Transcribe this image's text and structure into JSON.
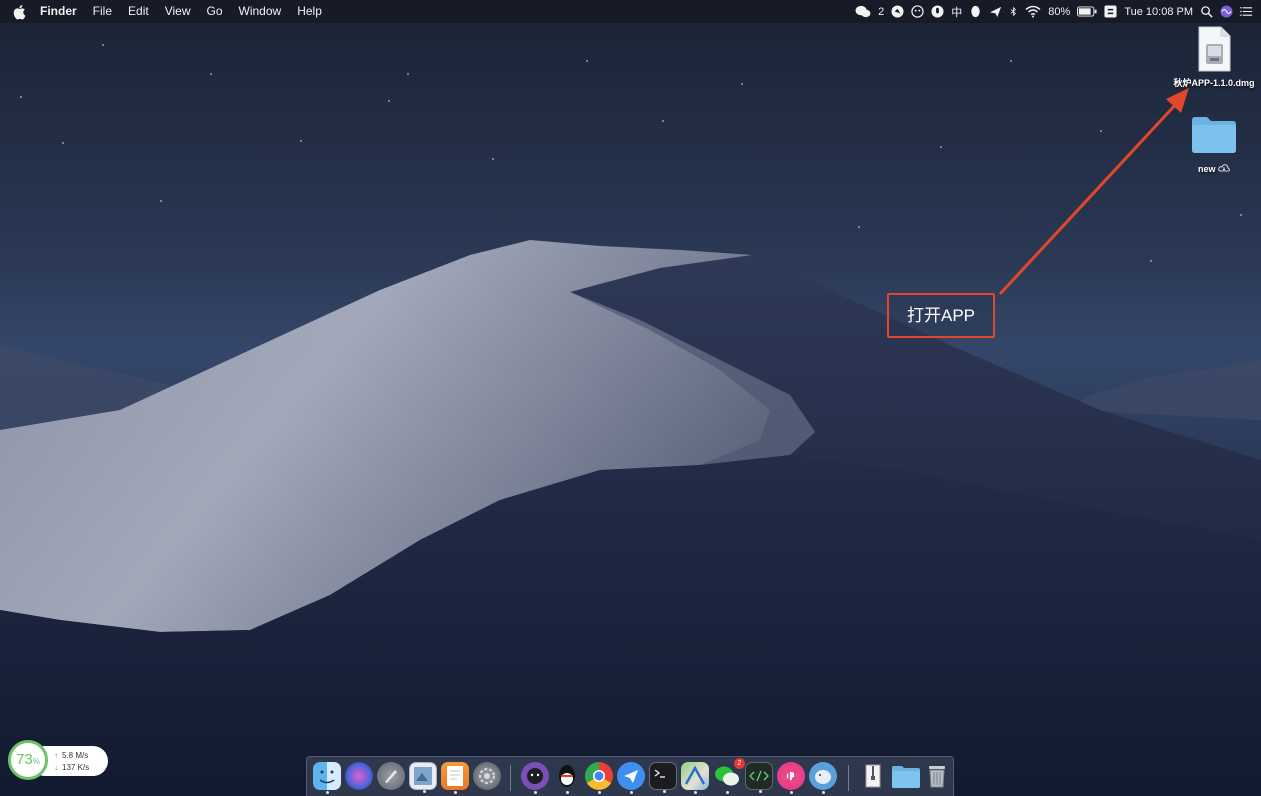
{
  "menubar": {
    "app_name": "Finder",
    "menus": [
      "File",
      "Edit",
      "View",
      "Go",
      "Window",
      "Help"
    ],
    "status": {
      "wechat_count": "2",
      "input_method": "中",
      "battery_percent": "80%",
      "datetime": "Tue 10:08 PM"
    }
  },
  "desktop_items": [
    {
      "label": "秋炉APP-1.1.0.dmg",
      "icon": "disk-image-icon"
    },
    {
      "label": "new",
      "icon": "folder-icon",
      "cloud_icon": "icloud-download-icon"
    }
  ],
  "annotation": {
    "text": "打开APP",
    "color": "#e0472b"
  },
  "net_widget": {
    "cpu_percent": "73",
    "percent_sign": "%",
    "upload": "5.8 M/s",
    "download": "137 K/s",
    "accent_color": "#6bc46a"
  },
  "dock": {
    "items": [
      {
        "name": "finder-icon",
        "running": true
      },
      {
        "name": "siri-icon",
        "running": false
      },
      {
        "name": "launchpad-icon",
        "running": false
      },
      {
        "name": "preview-icon",
        "running": true
      },
      {
        "name": "pages-icon",
        "running": true
      },
      {
        "name": "system-preferences-icon",
        "running": false
      },
      {
        "name": "github-desktop-icon",
        "running": true
      },
      {
        "name": "qq-icon",
        "running": true
      },
      {
        "name": "chrome-icon",
        "running": true
      },
      {
        "name": "feishu-icon",
        "running": true
      },
      {
        "name": "terminal-icon",
        "running": true
      },
      {
        "name": "maps-icon",
        "running": true
      },
      {
        "name": "wechat-icon",
        "running": true,
        "badge": "2"
      },
      {
        "name": "code-editor-icon",
        "running": true
      },
      {
        "name": "itunes-icon",
        "running": true
      },
      {
        "name": "sequel-pro-icon",
        "running": true
      },
      {
        "name": "archive-utility-icon",
        "running": false
      },
      {
        "name": "downloads-folder-icon",
        "running": false
      },
      {
        "name": "trash-icon",
        "running": false
      }
    ]
  }
}
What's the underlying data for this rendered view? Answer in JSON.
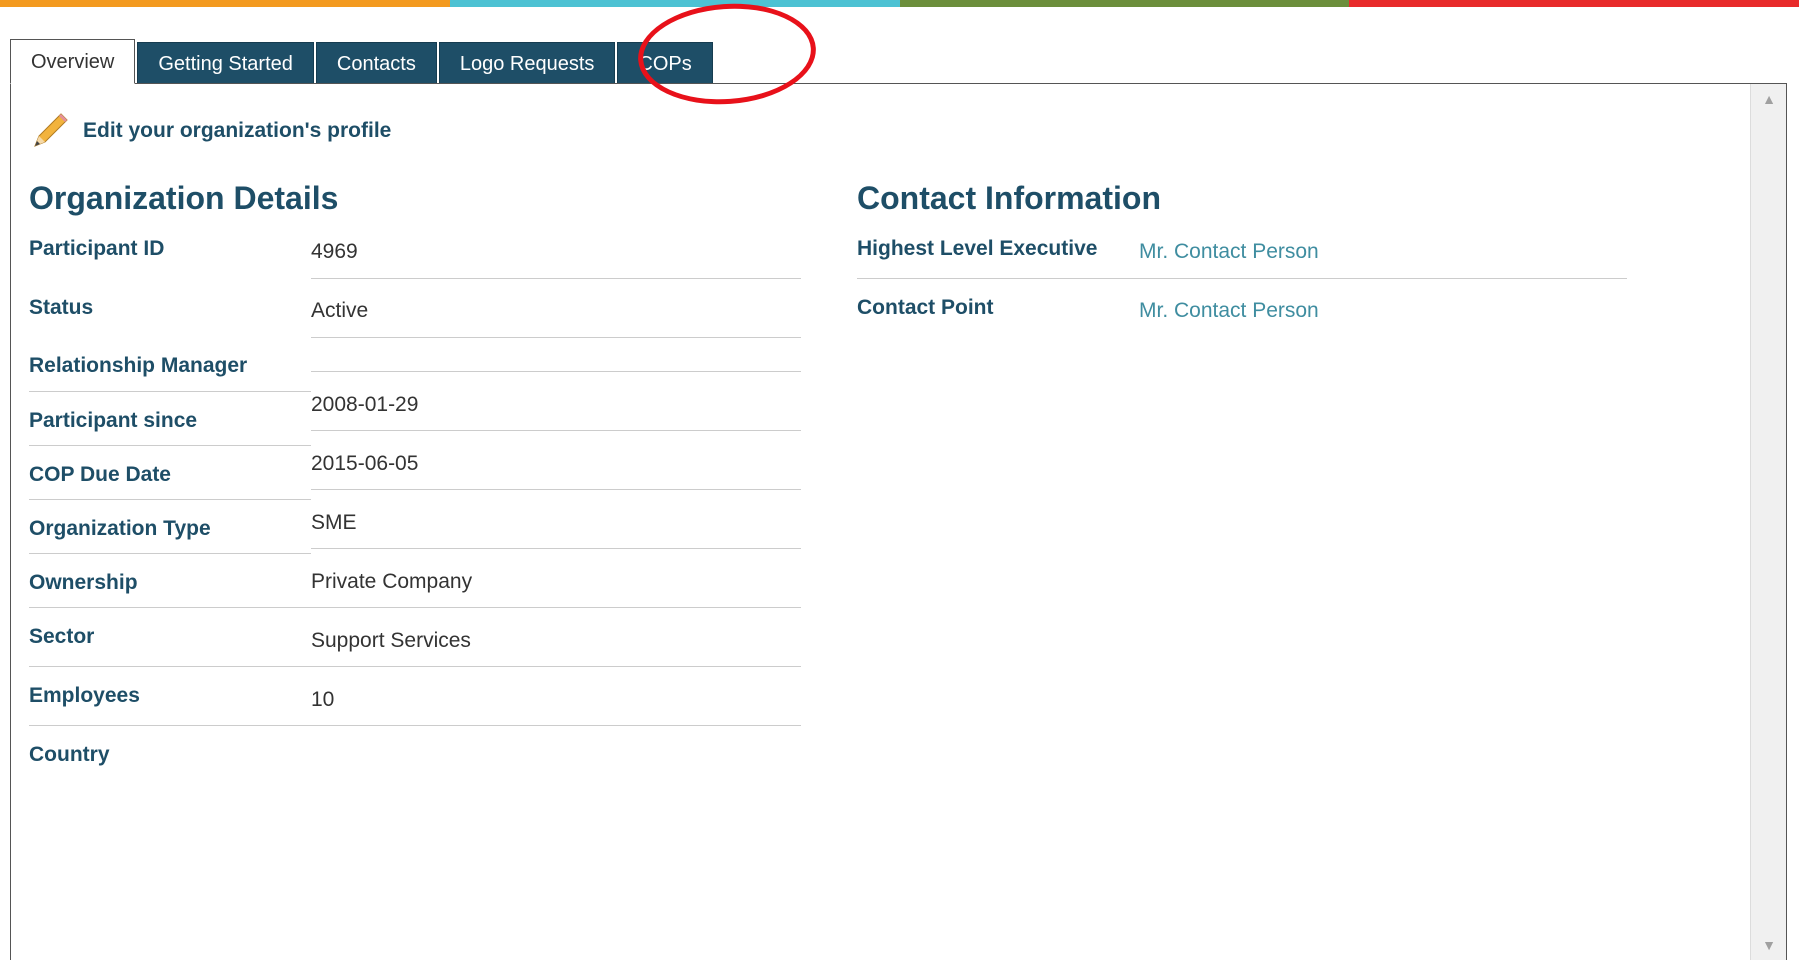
{
  "colors": {
    "bar": [
      "#f39a1f",
      "#4dc2d3",
      "#6b8e3b",
      "#e82a2a"
    ],
    "accent": "#1e4e67",
    "link": "#3f8da0",
    "annotation": "#e8111a"
  },
  "tabs": [
    {
      "label": "Overview"
    },
    {
      "label": "Getting Started"
    },
    {
      "label": "Contacts"
    },
    {
      "label": "Logo Requests"
    },
    {
      "label": "COPs"
    }
  ],
  "edit_link": {
    "label": "Edit your organization's profile",
    "icon": "pencil-icon"
  },
  "org_details": {
    "title": "Organization Details",
    "rows": [
      {
        "label": "Participant ID",
        "value": "4969"
      },
      {
        "label": "Status",
        "value": "Active"
      },
      {
        "label": "Relationship Manager",
        "value": ""
      },
      {
        "label": "Participant since",
        "value": "2008-01-29"
      },
      {
        "label": "COP Due Date",
        "value": "2015-06-05"
      },
      {
        "label": "Organization Type",
        "value": "SME"
      },
      {
        "label": "Ownership",
        "value": "Private Company"
      },
      {
        "label": "Sector",
        "value": "Support Services"
      },
      {
        "label": "Employees",
        "value": "10"
      },
      {
        "label": "Country",
        "value": ""
      }
    ]
  },
  "contact_info": {
    "title": "Contact Information",
    "rows": [
      {
        "label": "Highest Level Executive",
        "value": "Mr. Contact Person"
      },
      {
        "label": "Contact Point",
        "value": "Mr. Contact Person"
      }
    ]
  }
}
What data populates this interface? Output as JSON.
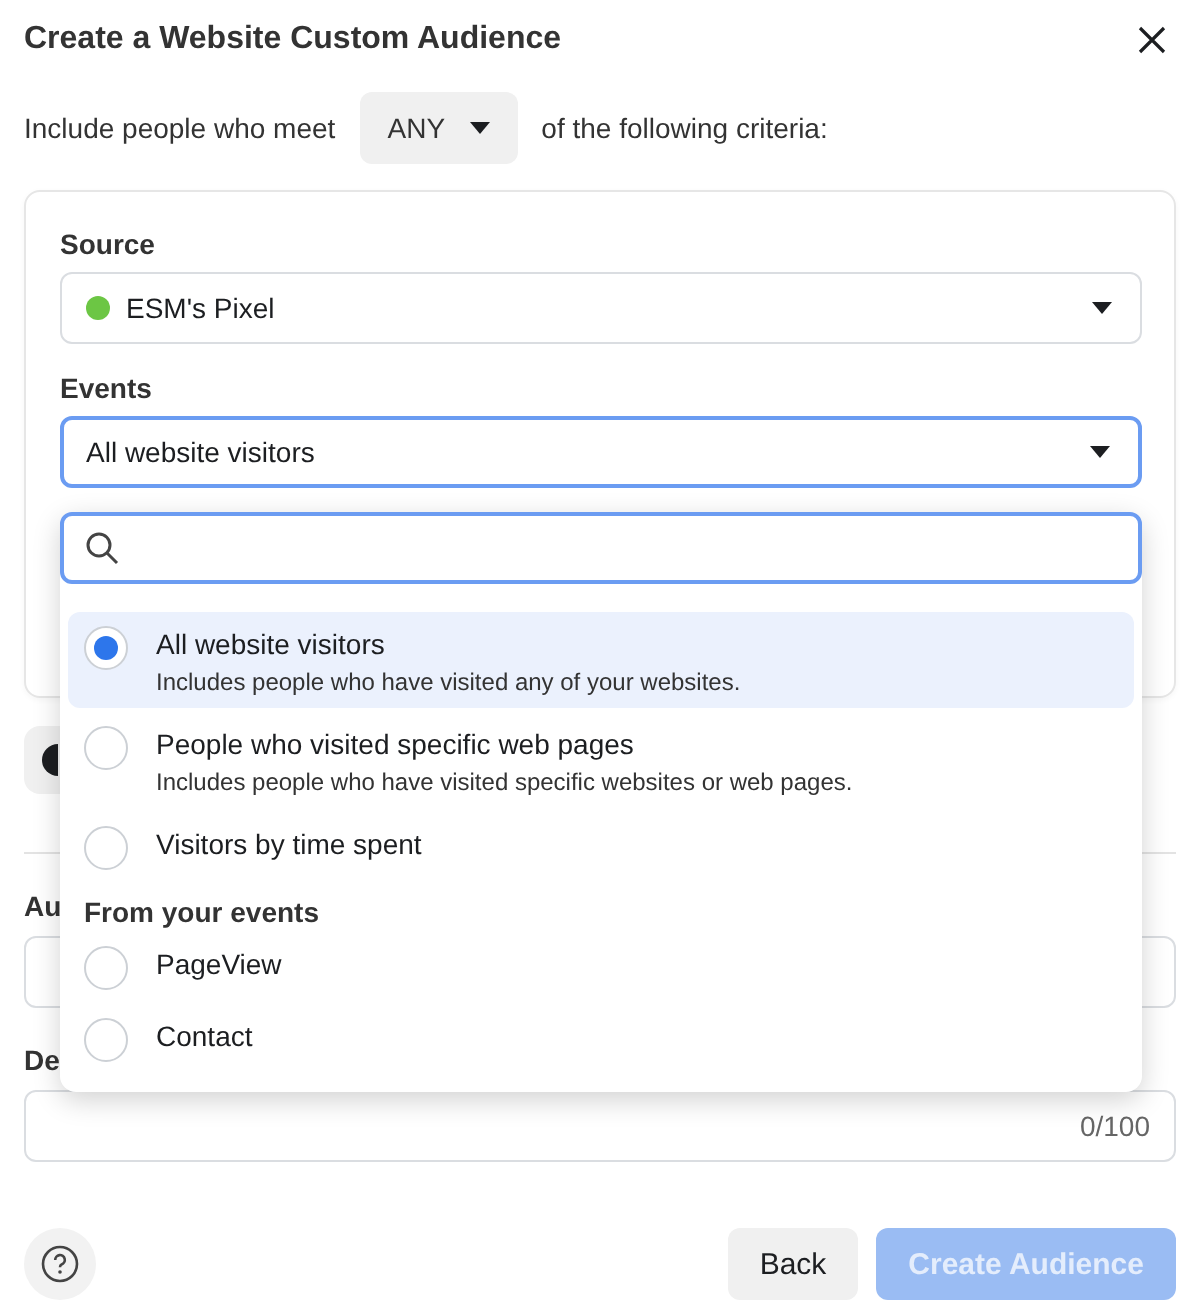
{
  "dialog": {
    "title": "Create a Website Custom Audience"
  },
  "criteria": {
    "prefix": "Include people who meet",
    "match": "ANY",
    "suffix": "of the following criteria:"
  },
  "rule_card": {
    "source_label": "Source",
    "source": {
      "value": "ESM's Pixel",
      "color": "#6cc644"
    },
    "events_label": "Events",
    "events": {
      "value": "All website visitors",
      "focused": true
    }
  },
  "audience_name": {
    "label": "Au"
  },
  "description": {
    "label": "De",
    "counter": "0/100"
  },
  "dropdown": {
    "items": [
      {
        "kind": "option",
        "label": "All website visitors",
        "description": "Includes people who have visited any of your websites.",
        "selected": true
      },
      {
        "kind": "option",
        "label": "People who visited specific web pages",
        "description": "Includes people who have visited specific websites or web pages.",
        "selected": false
      },
      {
        "kind": "option",
        "label": "Visitors by time spent",
        "selected": false
      },
      {
        "kind": "header",
        "label": "From your events"
      },
      {
        "kind": "option",
        "label": "PageView",
        "selected": false
      },
      {
        "kind": "option",
        "label": "Contact",
        "selected": false
      }
    ]
  },
  "footer": {
    "buttons": [
      {
        "label": "Back"
      },
      {
        "label": "Create Audience",
        "disabled": true
      }
    ]
  }
}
◆ ◆ ◆ ◆ ◆ ◆ ◆
REQUIREMENT:
Reproduce every line exactly and omit all pictures.

WRITTEN SOLUTION:
Transcribe this image's text and structure into JSON.
{
  "menubar": {
    "app_name": "Finder",
    "menus": [
      "File",
      "Edit",
      "View",
      "Go",
      "Window",
      "Help"
    ],
    "status": {
      "wechat_count": "2",
      "input_method": "中",
      "battery_percent": "80%",
      "datetime": "Tue 10:08 PM"
    }
  },
  "desktop_items": [
    {
      "label": "秋炉APP-1.1.0.dmg",
      "icon": "disk-image-icon"
    },
    {
      "label": "new",
      "icon": "folder-icon",
      "cloud_icon": "icloud-download-icon"
    }
  ],
  "annotation": {
    "text": "打开APP",
    "color": "#e0472b"
  },
  "net_widget": {
    "cpu_percent": "73",
    "percent_sign": "%",
    "upload": "5.8 M/s",
    "download": "137 K/s",
    "accent_color": "#6bc46a"
  },
  "dock": {
    "items": [
      {
        "name": "finder-icon",
        "running": true
      },
      {
        "name": "siri-icon",
        "running": false
      },
      {
        "name": "launchpad-icon",
        "running": false
      },
      {
        "name": "preview-icon",
        "running": true
      },
      {
        "name": "pages-icon",
        "running": true
      },
      {
        "name": "system-preferences-icon",
        "running": false
      },
      {
        "name": "github-desktop-icon",
        "running": true
      },
      {
        "name": "qq-icon",
        "running": true
      },
      {
        "name": "chrome-icon",
        "running": true
      },
      {
        "name": "feishu-icon",
        "running": true
      },
      {
        "name": "terminal-icon",
        "running": true
      },
      {
        "name": "maps-icon",
        "running": true
      },
      {
        "name": "wechat-icon",
        "running": true,
        "badge": "2"
      },
      {
        "name": "code-editor-icon",
        "running": true
      },
      {
        "name": "itunes-icon",
        "running": true
      },
      {
        "name": "sequel-pro-icon",
        "running": true
      },
      {
        "name": "archive-utility-icon",
        "running": false
      },
      {
        "name": "downloads-folder-icon",
        "running": false
      },
      {
        "name": "trash-icon",
        "running": false
      }
    ]
  }
}
What's the underlying data for this rendered view? Answer in JSON.
{
  "colors": {
    "bar": [
      "#f39a1f",
      "#4dc2d3",
      "#6b8e3b",
      "#e82a2a"
    ],
    "accent": "#1e4e67",
    "link": "#3f8da0",
    "annotation": "#e8111a"
  },
  "tabs": [
    {
      "label": "Overview"
    },
    {
      "label": "Getting Started"
    },
    {
      "label": "Contacts"
    },
    {
      "label": "Logo Requests"
    },
    {
      "label": "COPs"
    }
  ],
  "edit_link": {
    "label": "Edit your organization's profile",
    "icon": "pencil-icon"
  },
  "org_details": {
    "title": "Organization Details",
    "rows": [
      {
        "label": "Participant ID",
        "value": "4969"
      },
      {
        "label": "Status",
        "value": "Active"
      },
      {
        "label": "Relationship Manager",
        "value": ""
      },
      {
        "label": "Participant since",
        "value": "2008-01-29"
      },
      {
        "label": "COP Due Date",
        "value": "2015-06-05"
      },
      {
        "label": "Organization Type",
        "value": "SME"
      },
      {
        "label": "Ownership",
        "value": "Private Company"
      },
      {
        "label": "Sector",
        "value": "Support Services"
      },
      {
        "label": "Employees",
        "value": "10"
      },
      {
        "label": "Country",
        "value": ""
      }
    ]
  },
  "contact_info": {
    "title": "Contact Information",
    "rows": [
      {
        "label": "Highest Level Executive",
        "value": "Mr. Contact Person"
      },
      {
        "label": "Contact Point",
        "value": "Mr. Contact Person"
      }
    ]
  }
}
What data populates this interface? Output as JSON.
{
  "dialog": {
    "title": "Create a Website Custom Audience"
  },
  "criteria": {
    "prefix": "Include people who meet",
    "match": "ANY",
    "suffix": "of the following criteria:"
  },
  "rule_card": {
    "source_label": "Source",
    "source": {
      "value": "ESM's Pixel",
      "color": "#6cc644"
    },
    "events_label": "Events",
    "events": {
      "value": "All website visitors",
      "focused": true
    }
  },
  "audience_name": {
    "label": "Au"
  },
  "description": {
    "label": "De",
    "counter": "0/100"
  },
  "dropdown": {
    "items": [
      {
        "kind": "option",
        "label": "All website visitors",
        "description": "Includes people who have visited any of your websites.",
        "selected": true
      },
      {
        "kind": "option",
        "label": "People who visited specific web pages",
        "description": "Includes people who have visited specific websites or web pages.",
        "selected": false
      },
      {
        "kind": "option",
        "label": "Visitors by time spent",
        "selected": false
      },
      {
        "kind": "header",
        "label": "From your events"
      },
      {
        "kind": "option",
        "label": "PageView",
        "selected": false
      },
      {
        "kind": "option",
        "label": "Contact",
        "selected": false
      }
    ]
  },
  "footer": {
    "buttons": [
      {
        "label": "Back"
      },
      {
        "label": "Create Audience",
        "disabled": true
      }
    ]
  }
}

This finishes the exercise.